CHALLENGE: Every entry that follows should be reproduced exactly.

SUPPLIED INFORMATION:
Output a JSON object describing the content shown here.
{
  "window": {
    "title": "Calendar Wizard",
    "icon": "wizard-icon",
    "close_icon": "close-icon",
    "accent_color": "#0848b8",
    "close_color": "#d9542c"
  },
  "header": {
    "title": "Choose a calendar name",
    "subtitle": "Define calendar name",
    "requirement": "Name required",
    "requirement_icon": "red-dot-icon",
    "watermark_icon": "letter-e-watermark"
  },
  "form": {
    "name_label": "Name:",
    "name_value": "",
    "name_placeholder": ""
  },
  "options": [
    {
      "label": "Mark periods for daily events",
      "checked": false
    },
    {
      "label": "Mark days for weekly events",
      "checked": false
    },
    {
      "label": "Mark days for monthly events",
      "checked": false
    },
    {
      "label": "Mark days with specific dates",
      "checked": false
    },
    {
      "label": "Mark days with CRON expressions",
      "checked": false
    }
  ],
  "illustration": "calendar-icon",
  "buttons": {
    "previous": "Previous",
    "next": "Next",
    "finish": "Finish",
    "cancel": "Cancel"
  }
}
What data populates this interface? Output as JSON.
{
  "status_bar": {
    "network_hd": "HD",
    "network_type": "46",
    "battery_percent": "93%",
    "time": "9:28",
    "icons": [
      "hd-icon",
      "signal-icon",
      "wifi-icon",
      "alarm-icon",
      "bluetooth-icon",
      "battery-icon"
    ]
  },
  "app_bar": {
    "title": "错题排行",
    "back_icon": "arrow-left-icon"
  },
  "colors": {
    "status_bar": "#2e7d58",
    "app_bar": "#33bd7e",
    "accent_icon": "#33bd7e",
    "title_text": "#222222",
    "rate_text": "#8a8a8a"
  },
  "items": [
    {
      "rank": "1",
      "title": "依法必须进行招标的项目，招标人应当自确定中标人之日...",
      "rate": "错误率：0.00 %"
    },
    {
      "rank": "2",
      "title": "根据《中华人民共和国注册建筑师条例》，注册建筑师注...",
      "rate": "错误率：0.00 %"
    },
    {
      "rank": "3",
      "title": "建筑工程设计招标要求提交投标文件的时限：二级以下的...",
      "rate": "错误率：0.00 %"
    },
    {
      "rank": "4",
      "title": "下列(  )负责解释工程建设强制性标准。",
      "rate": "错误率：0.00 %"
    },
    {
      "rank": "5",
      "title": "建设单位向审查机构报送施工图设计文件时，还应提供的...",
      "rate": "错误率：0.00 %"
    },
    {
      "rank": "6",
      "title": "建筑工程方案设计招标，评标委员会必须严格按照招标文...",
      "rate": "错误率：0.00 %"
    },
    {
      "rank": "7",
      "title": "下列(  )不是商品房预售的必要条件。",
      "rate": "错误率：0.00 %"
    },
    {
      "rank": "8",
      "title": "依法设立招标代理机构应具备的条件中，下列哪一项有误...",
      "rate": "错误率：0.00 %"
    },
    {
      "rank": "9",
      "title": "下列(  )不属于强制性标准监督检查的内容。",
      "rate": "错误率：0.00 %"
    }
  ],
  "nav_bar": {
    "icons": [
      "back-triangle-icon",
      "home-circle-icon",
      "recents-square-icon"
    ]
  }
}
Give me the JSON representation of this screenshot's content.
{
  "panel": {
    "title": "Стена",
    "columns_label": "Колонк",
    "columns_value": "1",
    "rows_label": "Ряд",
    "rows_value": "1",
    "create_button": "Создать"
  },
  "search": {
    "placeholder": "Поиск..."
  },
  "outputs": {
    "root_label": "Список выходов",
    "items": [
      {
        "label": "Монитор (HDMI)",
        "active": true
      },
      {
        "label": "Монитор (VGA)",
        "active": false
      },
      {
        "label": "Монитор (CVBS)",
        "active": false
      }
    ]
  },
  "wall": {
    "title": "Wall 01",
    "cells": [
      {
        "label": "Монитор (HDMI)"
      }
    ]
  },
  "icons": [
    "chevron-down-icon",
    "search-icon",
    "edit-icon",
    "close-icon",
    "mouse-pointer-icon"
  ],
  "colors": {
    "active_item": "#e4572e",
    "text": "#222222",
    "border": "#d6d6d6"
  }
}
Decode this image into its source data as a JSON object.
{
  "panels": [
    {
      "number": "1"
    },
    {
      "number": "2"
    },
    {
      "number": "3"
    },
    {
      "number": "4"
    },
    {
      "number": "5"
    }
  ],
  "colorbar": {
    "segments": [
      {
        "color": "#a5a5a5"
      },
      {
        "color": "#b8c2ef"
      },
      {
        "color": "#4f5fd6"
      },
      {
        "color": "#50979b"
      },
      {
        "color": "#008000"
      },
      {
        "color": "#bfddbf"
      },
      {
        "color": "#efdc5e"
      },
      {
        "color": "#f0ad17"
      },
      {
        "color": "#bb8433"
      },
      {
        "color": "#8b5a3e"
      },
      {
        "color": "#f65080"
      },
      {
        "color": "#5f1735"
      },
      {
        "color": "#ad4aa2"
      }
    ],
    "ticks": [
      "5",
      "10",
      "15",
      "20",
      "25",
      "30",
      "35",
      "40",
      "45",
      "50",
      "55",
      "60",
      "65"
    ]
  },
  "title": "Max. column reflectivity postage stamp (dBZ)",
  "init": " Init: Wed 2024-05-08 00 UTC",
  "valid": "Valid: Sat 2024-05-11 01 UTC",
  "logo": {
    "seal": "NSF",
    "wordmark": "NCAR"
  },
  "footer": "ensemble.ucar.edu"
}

OUTPUT BELOW:
Output a JSON object describing the content shown here.
{
  "window": {
    "title": "Calendar Wizard",
    "icon": "wizard-icon",
    "close_icon": "close-icon",
    "accent_color": "#0848b8",
    "close_color": "#d9542c"
  },
  "header": {
    "title": "Choose a calendar name",
    "subtitle": "Define calendar name",
    "requirement": "Name required",
    "requirement_icon": "red-dot-icon",
    "watermark_icon": "letter-e-watermark"
  },
  "form": {
    "name_label": "Name:",
    "name_value": "",
    "name_placeholder": ""
  },
  "options": [
    {
      "label": "Mark periods for daily events",
      "checked": false
    },
    {
      "label": "Mark days for weekly events",
      "checked": false
    },
    {
      "label": "Mark days for monthly events",
      "checked": false
    },
    {
      "label": "Mark days with specific dates",
      "checked": false
    },
    {
      "label": "Mark days with CRON expressions",
      "checked": false
    }
  ],
  "illustration": "calendar-icon",
  "buttons": {
    "previous": "Previous",
    "next": "Next",
    "finish": "Finish",
    "cancel": "Cancel"
  }
}
What data populates this interface? Output as JSON.
{
  "status_bar": {
    "network_hd": "HD",
    "network_type": "46",
    "battery_percent": "93%",
    "time": "9:28",
    "icons": [
      "hd-icon",
      "signal-icon",
      "wifi-icon",
      "alarm-icon",
      "bluetooth-icon",
      "battery-icon"
    ]
  },
  "app_bar": {
    "title": "错题排行",
    "back_icon": "arrow-left-icon"
  },
  "colors": {
    "status_bar": "#2e7d58",
    "app_bar": "#33bd7e",
    "accent_icon": "#33bd7e",
    "title_text": "#222222",
    "rate_text": "#8a8a8a"
  },
  "items": [
    {
      "rank": "1",
      "title": "依法必须进行招标的项目，招标人应当自确定中标人之日...",
      "rate": "错误率：0.00 %"
    },
    {
      "rank": "2",
      "title": "根据《中华人民共和国注册建筑师条例》，注册建筑师注...",
      "rate": "错误率：0.00 %"
    },
    {
      "rank": "3",
      "title": "建筑工程设计招标要求提交投标文件的时限：二级以下的...",
      "rate": "错误率：0.00 %"
    },
    {
      "rank": "4",
      "title": "下列(  )负责解释工程建设强制性标准。",
      "rate": "错误率：0.00 %"
    },
    {
      "rank": "5",
      "title": "建设单位向审查机构报送施工图设计文件时，还应提供的...",
      "rate": "错误率：0.00 %"
    },
    {
      "rank": "6",
      "title": "建筑工程方案设计招标，评标委员会必须严格按照招标文...",
      "rate": "错误率：0.00 %"
    },
    {
      "rank": "7",
      "title": "下列(  )不是商品房预售的必要条件。",
      "rate": "错误率：0.00 %"
    },
    {
      "rank": "8",
      "title": "依法设立招标代理机构应具备的条件中，下列哪一项有误...",
      "rate": "错误率：0.00 %"
    },
    {
      "rank": "9",
      "title": "下列(  )不属于强制性标准监督检查的内容。",
      "rate": "错误率：0.00 %"
    }
  ],
  "nav_bar": {
    "icons": [
      "back-triangle-icon",
      "home-circle-icon",
      "recents-square-icon"
    ]
  }
}
Give me the JSON representation of this screenshot's content.
{
  "panel": {
    "title": "Стена",
    "columns_label": "Колонк",
    "columns_value": "1",
    "rows_label": "Ряд",
    "rows_value": "1",
    "create_button": "Создать"
  },
  "search": {
    "placeholder": "Поиск..."
  },
  "outputs": {
    "root_label": "Список выходов",
    "items": [
      {
        "label": "Монитор (HDMI)",
        "active": true
      },
      {
        "label": "Монитор (VGA)",
        "active": false
      },
      {
        "label": "Монитор (CVBS)",
        "active": false
      }
    ]
  },
  "wall": {
    "title": "Wall 01",
    "cells": [
      {
        "label": "Монитор (HDMI)"
      }
    ]
  },
  "icons": [
    "chevron-down-icon",
    "search-icon",
    "edit-icon",
    "close-icon",
    "mouse-pointer-icon"
  ],
  "colors": {
    "active_item": "#e4572e",
    "text": "#222222",
    "border": "#d6d6d6"
  }
}
Decode this image into its source data as a JSON object.
{
  "panels": [
    {
      "number": "1"
    },
    {
      "number": "2"
    },
    {
      "number": "3"
    },
    {
      "number": "4"
    },
    {
      "number": "5"
    }
  ],
  "colorbar": {
    "segments": [
      {
        "color": "#a5a5a5"
      },
      {
        "color": "#b8c2ef"
      },
      {
        "color": "#4f5fd6"
      },
      {
        "color": "#50979b"
      },
      {
        "color": "#008000"
      },
      {
        "color": "#bfddbf"
      },
      {
        "color": "#efdc5e"
      },
      {
        "color": "#f0ad17"
      },
      {
        "color": "#bb8433"
      },
      {
        "color": "#8b5a3e"
      },
      {
        "color": "#f65080"
      },
      {
        "color": "#5f1735"
      },
      {
        "color": "#ad4aa2"
      }
    ],
    "ticks": [
      "5",
      "10",
      "15",
      "20",
      "25",
      "30",
      "35",
      "40",
      "45",
      "50",
      "55",
      "60",
      "65"
    ]
  },
  "title": "Max. column reflectivity postage stamp (dBZ)",
  "init": " Init: Wed 2024-05-08 00 UTC",
  "valid": "Valid: Sat 2024-05-11 01 UTC",
  "logo": {
    "seal": "NSF",
    "wordmark": "NCAR"
  },
  "footer": "ensemble.ucar.edu"
}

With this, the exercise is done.